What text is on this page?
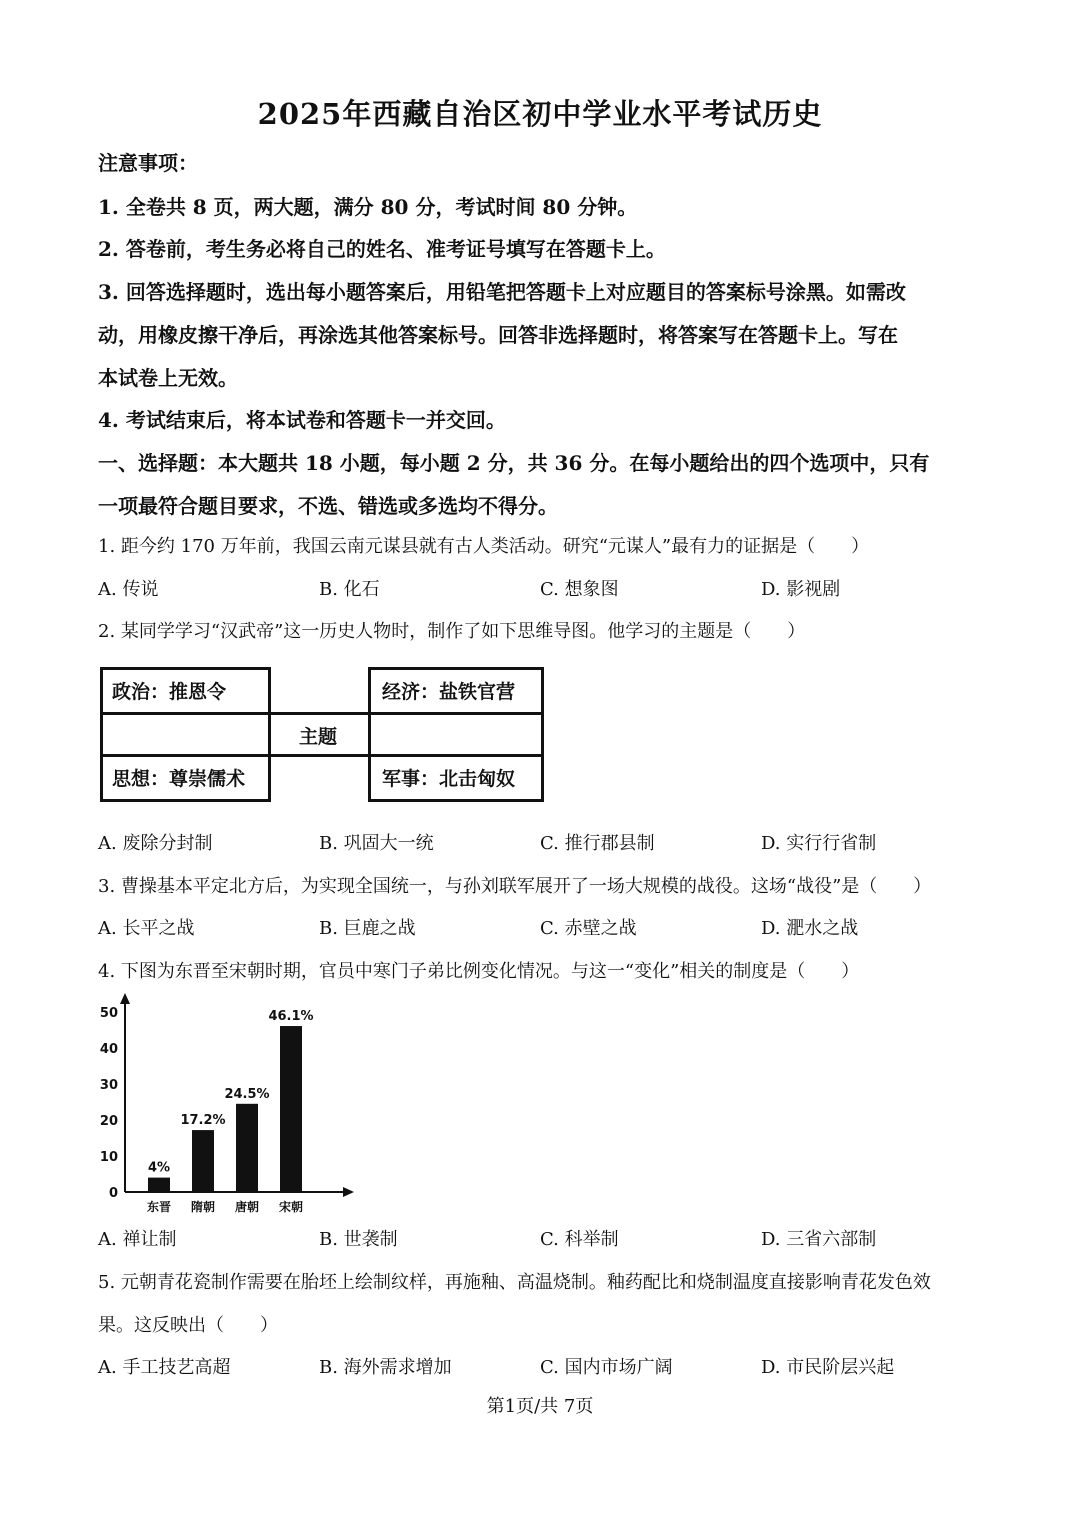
2025年西藏自治区初中学业水平考试历史
注意事项：
1. 全卷共 8 页，两大题，满分 80 分，考试时间 80 分钟。
2. 答卷前，考生务必将自己的姓名、准考证号填写在答题卡上。
3. 回答选择题时，选出每小题答案后，用铅笔把答题卡上对应题目的答案标号涂黑。如需改
动，用橡皮擦干净后，再涂选其他答案标号。回答非选择题时，将答案写在答题卡上。写在
本试卷上无效。
4. 考试结束后，将本试卷和答题卡一并交回。
一、选择题：本大题共 18 小题，每小题 2 分，共 36 分。在每小题给出的四个选项中，只有
一项最符合题目要求，不选、错选或多选均不得分。
1. 距今约 170 万年前，我国云南元谋县就有古人类活动。研究“元谋人”最有力的证据是（　　）
A. 传说	B. 化石	C. 想象图	D. 影视剧
2. 某同学学习“汉武帝”这一历史人物时，制作了如下思维导图。他学习的主题是（　　）
政治：推恩令	经济：盐铁官营
主题
思想：尊崇儒术	军事：北击匈奴
A. 废除分封制	B. 巩固大一统	C. 推行郡县制	D. 实行行省制
3. 曹操基本平定北方后，为实现全国统一，与孙刘联军展开了一场大规模的战役。这场“战役”是（　　）
A. 长平之战	B. 巨鹿之战	C. 赤壁之战	D. 淝水之战
4. 下图为东晋至宋朝时期，官员中寒门子弟比例变化情况。与这一“变化”相关的制度是（　　）
0
10
20
30
40
50
4%
东晋
17.2%
隋朝
24.5%
唐朝
46.1%
宋朝
A. 禅让制	B. 世袭制	C. 科举制	D. 三省六部制
5. 元朝青花瓷制作需要在胎坯上绘制纹样，再施釉、高温烧制。釉药配比和烧制温度直接影响青花发色效
果。这反映出（　　）
A. 手工技艺高超	B. 海外需求增加	C. 国内市场广阔	D. 市民阶层兴起
第1页/共 7页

______

**What is expected:**
Copy all the lines of data exactly as they appear, dropping any images.

**Task result:**
What text is on this page?
2025年西藏自治区初中学业水平考试历史
注意事项：
1. 全卷共 8 页，两大题，满分 80 分，考试时间 80 分钟。
2. 答卷前，考生务必将自己的姓名、准考证号填写在答题卡上。
3. 回答选择题时，选出每小题答案后，用铅笔把答题卡上对应题目的答案标号涂黑。如需改
动，用橡皮擦干净后，再涂选其他答案标号。回答非选择题时，将答案写在答题卡上。写在
本试卷上无效。
4. 考试结束后，将本试卷和答题卡一并交回。
一、选择题：本大题共 18 小题，每小题 2 分，共 36 分。在每小题给出的四个选项中，只有
一项最符合题目要求，不选、错选或多选均不得分。
1. 距今约 170 万年前，我国云南元谋县就有古人类活动。研究“元谋人”最有力的证据是（　　）
A. 传说	B. 化石	C. 想象图	D. 影视剧
2. 某同学学习“汉武帝”这一历史人物时，制作了如下思维导图。他学习的主题是（　　）
政治：推恩令	经济：盐铁官营
主题
思想：尊崇儒术	军事：北击匈奴
A. 废除分封制	B. 巩固大一统	C. 推行郡县制	D. 实行行省制
3. 曹操基本平定北方后，为实现全国统一，与孙刘联军展开了一场大规模的战役。这场“战役”是（　　）
A. 长平之战	B. 巨鹿之战	C. 赤壁之战	D. 淝水之战
4. 下图为东晋至宋朝时期，官员中寒门子弟比例变化情况。与这一“变化”相关的制度是（　　）
0
10
20
30
40
50
4%
东晋
17.2%
隋朝
24.5%
唐朝
46.1%
宋朝
A. 禅让制	B. 世袭制	C. 科举制	D. 三省六部制
5. 元朝青花瓷制作需要在胎坯上绘制纹样，再施釉、高温烧制。釉药配比和烧制温度直接影响青花发色效
果。这反映出（　　）
A. 手工技艺高超	B. 海外需求增加	C. 国内市场广阔	D. 市民阶层兴起
第1页/共 7页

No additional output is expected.